Supplied information:
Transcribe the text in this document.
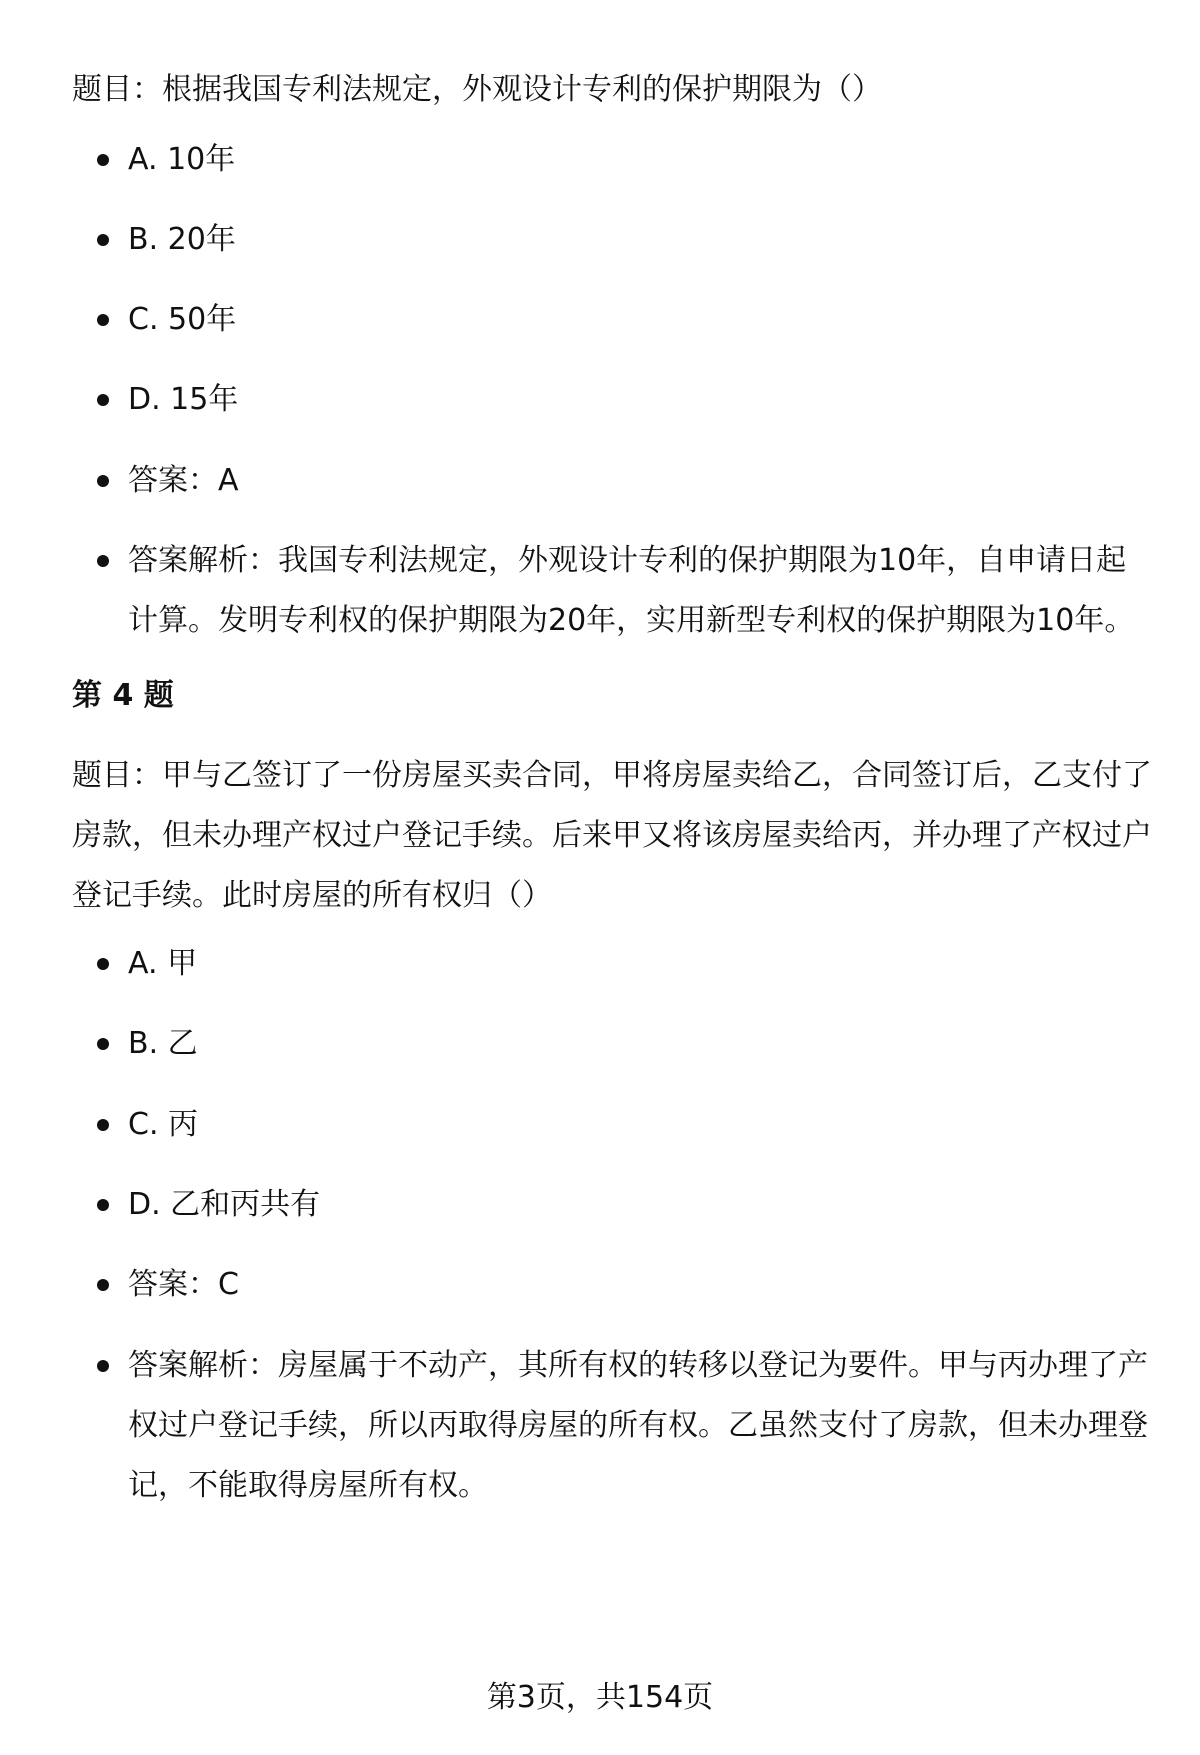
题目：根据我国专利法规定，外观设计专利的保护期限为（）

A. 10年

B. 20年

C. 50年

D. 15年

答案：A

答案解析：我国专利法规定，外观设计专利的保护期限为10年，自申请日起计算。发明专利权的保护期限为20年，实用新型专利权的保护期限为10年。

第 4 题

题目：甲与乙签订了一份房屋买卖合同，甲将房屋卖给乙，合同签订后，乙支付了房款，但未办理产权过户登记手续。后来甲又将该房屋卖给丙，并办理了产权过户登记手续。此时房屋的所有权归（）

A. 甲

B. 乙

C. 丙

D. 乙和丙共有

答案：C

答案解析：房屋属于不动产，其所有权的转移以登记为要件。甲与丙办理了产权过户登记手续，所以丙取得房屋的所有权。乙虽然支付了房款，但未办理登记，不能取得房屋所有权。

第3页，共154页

Work to do:
Leave out the pictures and output the rest of the material exactly as written.

Expected answer:
Transcribe the text in this document.
题目：根据我国专利法规定，外观设计专利的保护期限为（）

A. 10年

B. 20年

C. 50年

D. 15年

答案：A

答案解析：我国专利法规定，外观设计专利的保护期限为10年，自申请日起计算。发明专利权的保护期限为20年，实用新型专利权的保护期限为10年。

第 4 题

题目：甲与乙签订了一份房屋买卖合同，甲将房屋卖给乙，合同签订后，乙支付了房款，但未办理产权过户登记手续。后来甲又将该房屋卖给丙，并办理了产权过户登记手续。此时房屋的所有权归（）

A. 甲

B. 乙

C. 丙

D. 乙和丙共有

答案：C

答案解析：房屋属于不动产，其所有权的转移以登记为要件。甲与丙办理了产权过户登记手续，所以丙取得房屋的所有权。乙虽然支付了房款，但未办理登记，不能取得房屋所有权。

第3页，共154页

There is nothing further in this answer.